(Some records)
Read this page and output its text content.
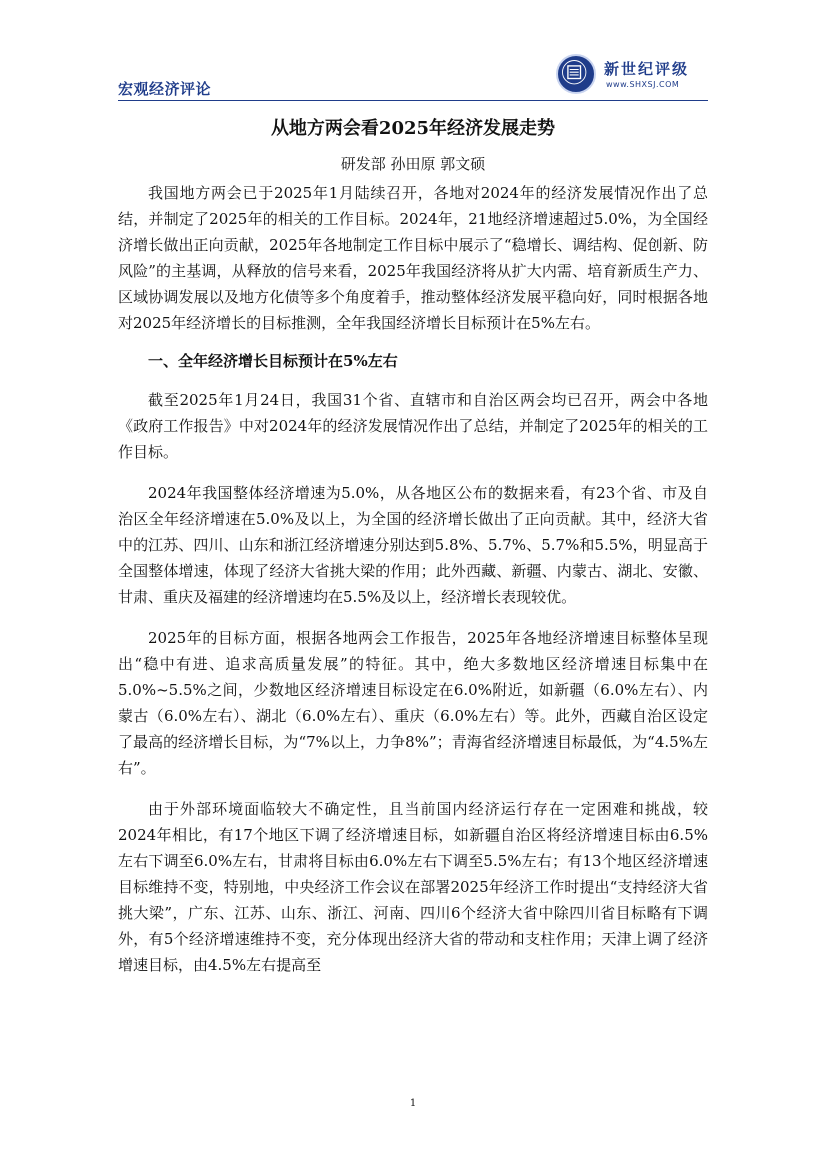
宏观经济评论
新世纪评级
www.SHXSJ.COM
从地方两会看2025年经济发展走势
研发部 孙田原 郭文硕

我国地方两会已于2025年1月陆续召开，各地对2024年的经济发展情况作出了总结，并制定了2025年的相关的工作目标。2024年，21地经济增速超过5.0%，为全国经济增长做出正向贡献，2025年各地制定工作目标中展示了“稳增长、调结构、促创新、防风险”的主基调，从释放的信号来看，2025年我国经济将从扩大内需、培育新质生产力、区域协调发展以及地方化债等多个角度着手，推动整体经济发展平稳向好，同时根据各地对2025年经济增长的目标推测，全年我国经济增长目标预计在5%左右。

一、全年经济增长目标预计在5%左右

截至2025年1月24日，我国31个省、直辖市和自治区两会均已召开，两会中各地《政府工作报告》中对2024年的经济发展情况作出了总结，并制定了2025年的相关的工作目标。

2024年我国整体经济增速为5.0%，从各地区公布的数据来看，有23个省、市及自治区全年经济增速在5.0%及以上，为全国的经济增长做出了正向贡献。其中，经济大省中的江苏、四川、山东和浙江经济增速分别达到5.8%、5.7%、5.7%和5.5%，明显高于全国整体增速，体现了经济大省挑大梁的作用；此外西藏、新疆、内蒙古、湖北、安徽、甘肃、重庆及福建的经济增速均在5.5%及以上，经济增长表现较优。

2025年的目标方面，根据各地两会工作报告，2025年各地经济增速目标整体呈现出“稳中有进、追求高质量发展”的特征。其中，绝大多数地区经济增速目标集中在5.0%~5.5%之间，少数地区经济增速目标设定在6.0%附近，如新疆（6.0%左右）、内蒙古（6.0%左右）、湖北（6.0%左右）、重庆（6.0%左右）等。此外，西藏自治区设定了最高的经济增长目标，为“7%以上，力争8%”；青海省经济增速目标最低，为“4.5%左右”。

由于外部环境面临较大不确定性，且当前国内经济运行存在一定困难和挑战，较2024年相比，有17个地区下调了经济增速目标，如新疆自治区将经济增速目标由6.5%左右下调至6.0%左右，甘肃将目标由6.0%左右下调至5.5%左右；有13个地区经济增速目标维持不变，特别地，中央经济工作会议在部署2025年经济工作时提出“支持经济大省挑大梁”，广东、江苏、山东、浙江、河南、四川6个经济大省中除四川省目标略有下调外，有5个经济增速维持不变，充分体现出经济大省的带动和支柱作用；天津上调了经济增速目标，由4.5%左右提高至

1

• **What to work on**
Retype every entry verbatim and exclude the pictures from the copy.

• **Output of the exercise**
Read this page and output its text content.
宏观经济评论
新世纪评级
www.SHXSJ.COM
从地方两会看2025年经济发展走势
研发部 孙田原 郭文硕

我国地方两会已于2025年1月陆续召开，各地对2024年的经济发展情况作出了总结，并制定了2025年的相关的工作目标。2024年，21地经济增速超过5.0%，为全国经济增长做出正向贡献，2025年各地制定工作目标中展示了“稳增长、调结构、促创新、防风险”的主基调，从释放的信号来看，2025年我国经济将从扩大内需、培育新质生产力、区域协调发展以及地方化债等多个角度着手，推动整体经济发展平稳向好，同时根据各地对2025年经济增长的目标推测，全年我国经济增长目标预计在5%左右。

一、全年经济增长目标预计在5%左右

截至2025年1月24日，我国31个省、直辖市和自治区两会均已召开，两会中各地《政府工作报告》中对2024年的经济发展情况作出了总结，并制定了2025年的相关的工作目标。

2024年我国整体经济增速为5.0%，从各地区公布的数据来看，有23个省、市及自治区全年经济增速在5.0%及以上，为全国的经济增长做出了正向贡献。其中，经济大省中的江苏、四川、山东和浙江经济增速分别达到5.8%、5.7%、5.7%和5.5%，明显高于全国整体增速，体现了经济大省挑大梁的作用；此外西藏、新疆、内蒙古、湖北、安徽、甘肃、重庆及福建的经济增速均在5.5%及以上，经济增长表现较优。

2025年的目标方面，根据各地两会工作报告，2025年各地经济增速目标整体呈现出“稳中有进、追求高质量发展”的特征。其中，绝大多数地区经济增速目标集中在5.0%~5.5%之间，少数地区经济增速目标设定在6.0%附近，如新疆（6.0%左右）、内蒙古（6.0%左右）、湖北（6.0%左右）、重庆（6.0%左右）等。此外，西藏自治区设定了最高的经济增长目标，为“7%以上，力争8%”；青海省经济增速目标最低，为“4.5%左右”。

由于外部环境面临较大不确定性，且当前国内经济运行存在一定困难和挑战，较2024年相比，有17个地区下调了经济增速目标，如新疆自治区将经济增速目标由6.5%左右下调至6.0%左右，甘肃将目标由6.0%左右下调至5.5%左右；有13个地区经济增速目标维持不变，特别地，中央经济工作会议在部署2025年经济工作时提出“支持经济大省挑大梁”，广东、江苏、山东、浙江、河南、四川6个经济大省中除四川省目标略有下调外，有5个经济增速维持不变，充分体现出经济大省的带动和支柱作用；天津上调了经济增速目标，由4.5%左右提高至

1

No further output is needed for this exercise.